* [WHAT TO DO]
Pick out and copy every line below that has the word "color".

* [Items from a figure collection]
—————

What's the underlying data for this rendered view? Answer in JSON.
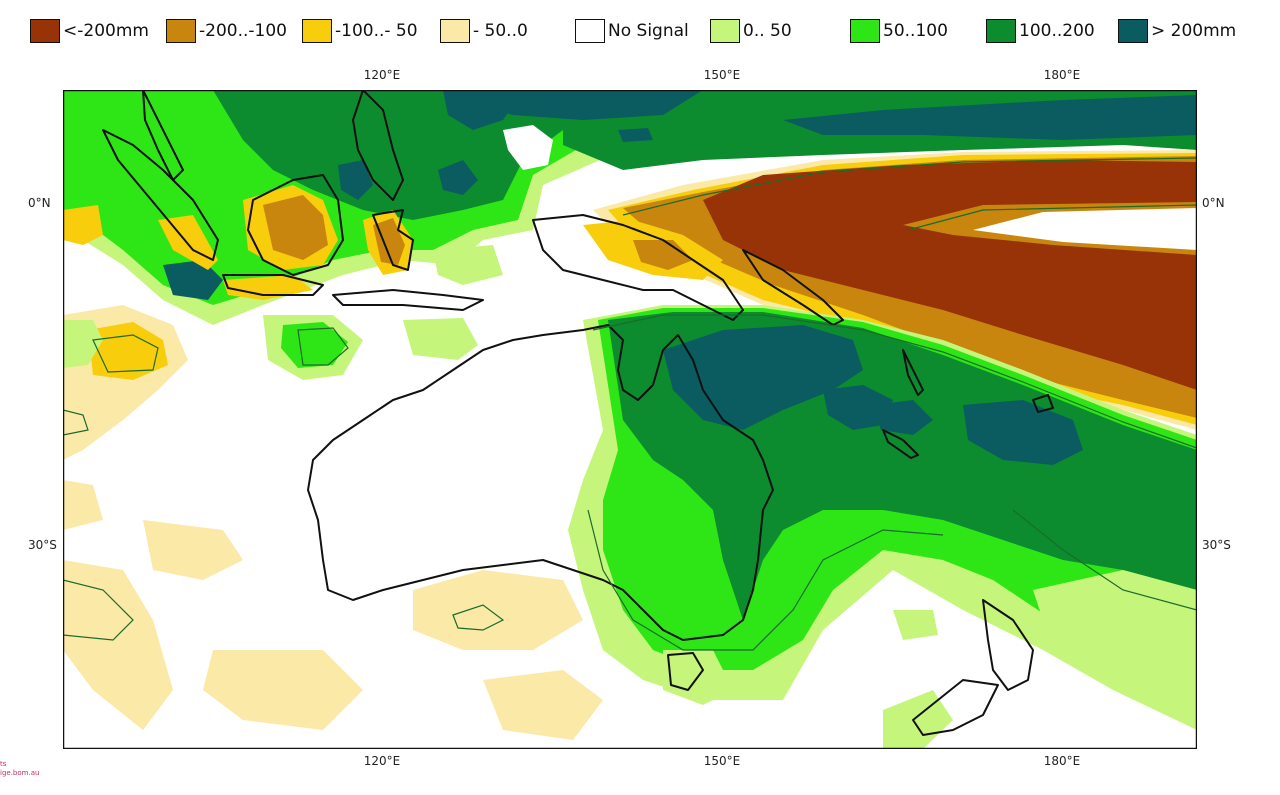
{
  "legend": {
    "items": [
      {
        "label": "<-200mm",
        "color": "#973306"
      },
      {
        "label": "-200..-100",
        "color": "#c9860e"
      },
      {
        "label": "-100..- 50",
        "color": "#f7cd0c"
      },
      {
        "label": "- 50..0",
        "color": "#fbe9a8"
      },
      {
        "label": "No Signal",
        "color": "#ffffff"
      },
      {
        "label": "0.. 50",
        "color": "#c6f57b"
      },
      {
        "label": "50..100",
        "color": "#2ee616"
      },
      {
        "label": "100..200",
        "color": "#0c8c2f"
      },
      {
        "label": "> 200mm",
        "color": "#0a5c60"
      }
    ]
  },
  "axes": {
    "lon_labels": [
      "120°E",
      "150°E",
      "180°E"
    ],
    "lat_labels": [
      "0°N",
      "30°S"
    ]
  },
  "credit": {
    "line1": "ts",
    "line2": "ige.bom.au"
  }
}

—————

* [REPLY TO THE TASK]
        "color": "#973306"
        "color": "#c9860e"
        "color": "#f7cd0c"
        "color": "#fbe9a8"
        "color": "#ffffff"
        "color": "#c6f57b"
        "color": "#2ee616"
        "color": "#0c8c2f"
        "color": "#0a5c60"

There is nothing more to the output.